**Objective**
Look through the material below. Copy each line that contains the string "Allradantrieb".

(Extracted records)
■ ■ ■ ■ ■
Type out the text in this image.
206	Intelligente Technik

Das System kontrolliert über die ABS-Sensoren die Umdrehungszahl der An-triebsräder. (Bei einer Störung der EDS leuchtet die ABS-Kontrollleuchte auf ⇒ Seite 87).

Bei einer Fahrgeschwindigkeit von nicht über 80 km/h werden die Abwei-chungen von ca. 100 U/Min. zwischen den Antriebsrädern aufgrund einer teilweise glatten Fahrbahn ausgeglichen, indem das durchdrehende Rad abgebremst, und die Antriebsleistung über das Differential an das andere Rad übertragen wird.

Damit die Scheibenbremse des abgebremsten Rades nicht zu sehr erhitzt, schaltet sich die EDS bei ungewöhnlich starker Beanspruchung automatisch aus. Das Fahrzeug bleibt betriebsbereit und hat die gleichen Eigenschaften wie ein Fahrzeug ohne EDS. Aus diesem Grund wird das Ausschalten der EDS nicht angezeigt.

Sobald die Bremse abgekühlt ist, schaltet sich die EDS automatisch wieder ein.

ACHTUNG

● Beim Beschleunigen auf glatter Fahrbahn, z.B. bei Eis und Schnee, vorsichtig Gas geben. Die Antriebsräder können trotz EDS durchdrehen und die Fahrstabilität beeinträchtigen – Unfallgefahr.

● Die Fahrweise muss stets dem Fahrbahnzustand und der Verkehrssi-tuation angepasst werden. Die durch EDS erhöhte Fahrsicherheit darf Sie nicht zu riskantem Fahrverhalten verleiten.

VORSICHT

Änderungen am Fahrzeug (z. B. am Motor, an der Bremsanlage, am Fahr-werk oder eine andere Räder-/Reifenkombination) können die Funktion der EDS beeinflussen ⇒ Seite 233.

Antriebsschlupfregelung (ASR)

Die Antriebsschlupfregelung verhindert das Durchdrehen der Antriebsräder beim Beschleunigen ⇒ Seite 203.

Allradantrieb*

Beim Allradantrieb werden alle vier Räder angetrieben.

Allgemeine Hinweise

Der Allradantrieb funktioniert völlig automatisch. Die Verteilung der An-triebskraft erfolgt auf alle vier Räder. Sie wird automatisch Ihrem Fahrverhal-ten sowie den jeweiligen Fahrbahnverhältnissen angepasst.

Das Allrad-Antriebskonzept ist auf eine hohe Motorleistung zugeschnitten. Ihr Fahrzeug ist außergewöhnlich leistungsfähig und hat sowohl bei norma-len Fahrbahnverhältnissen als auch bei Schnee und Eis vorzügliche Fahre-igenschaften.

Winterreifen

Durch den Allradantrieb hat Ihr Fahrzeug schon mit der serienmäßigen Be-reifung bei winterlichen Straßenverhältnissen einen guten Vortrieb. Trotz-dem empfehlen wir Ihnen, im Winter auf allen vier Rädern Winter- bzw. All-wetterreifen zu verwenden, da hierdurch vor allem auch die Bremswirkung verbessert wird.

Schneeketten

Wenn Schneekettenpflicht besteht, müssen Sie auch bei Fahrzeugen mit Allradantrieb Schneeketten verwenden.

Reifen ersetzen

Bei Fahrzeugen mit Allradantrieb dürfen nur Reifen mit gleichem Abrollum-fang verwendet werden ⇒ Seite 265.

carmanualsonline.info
■ ■ ■ ■ ■
**Written answer**
Allradantrieb*
Beim Allradantrieb werden alle vier Räder angetrieben.
Der Allradantrieb funktioniert völlig automatisch. Die Verteilung der An-triebskraft erfolgt auf alle vier Räder. Sie wird automatisch Ihrem Fahrverhal-ten sowie den jeweiligen Fahrbahnverhältnissen angepasst.
Durch den Allradantrieb hat Ihr Fahrzeug schon mit der serienmäßigen Be-reifung bei winterlichen Straßenverhältnissen einen guten Vortrieb. Trotz-dem empfehlen wir Ihnen, im Winter auf allen vier Rädern Winter- bzw. All-wetterreifen zu verwenden, da hierdurch vor allem auch die Bremswirkung verbessert wird.
Wenn Schneekettenpflicht besteht, müssen Sie auch bei Fahrzeugen mit Allradantrieb Schneeketten verwenden.
Bei Fahrzeugen mit Allradantrieb dürfen nur Reifen mit gleichem Abrollum-fang verwendet werden ⇒ Seite 265.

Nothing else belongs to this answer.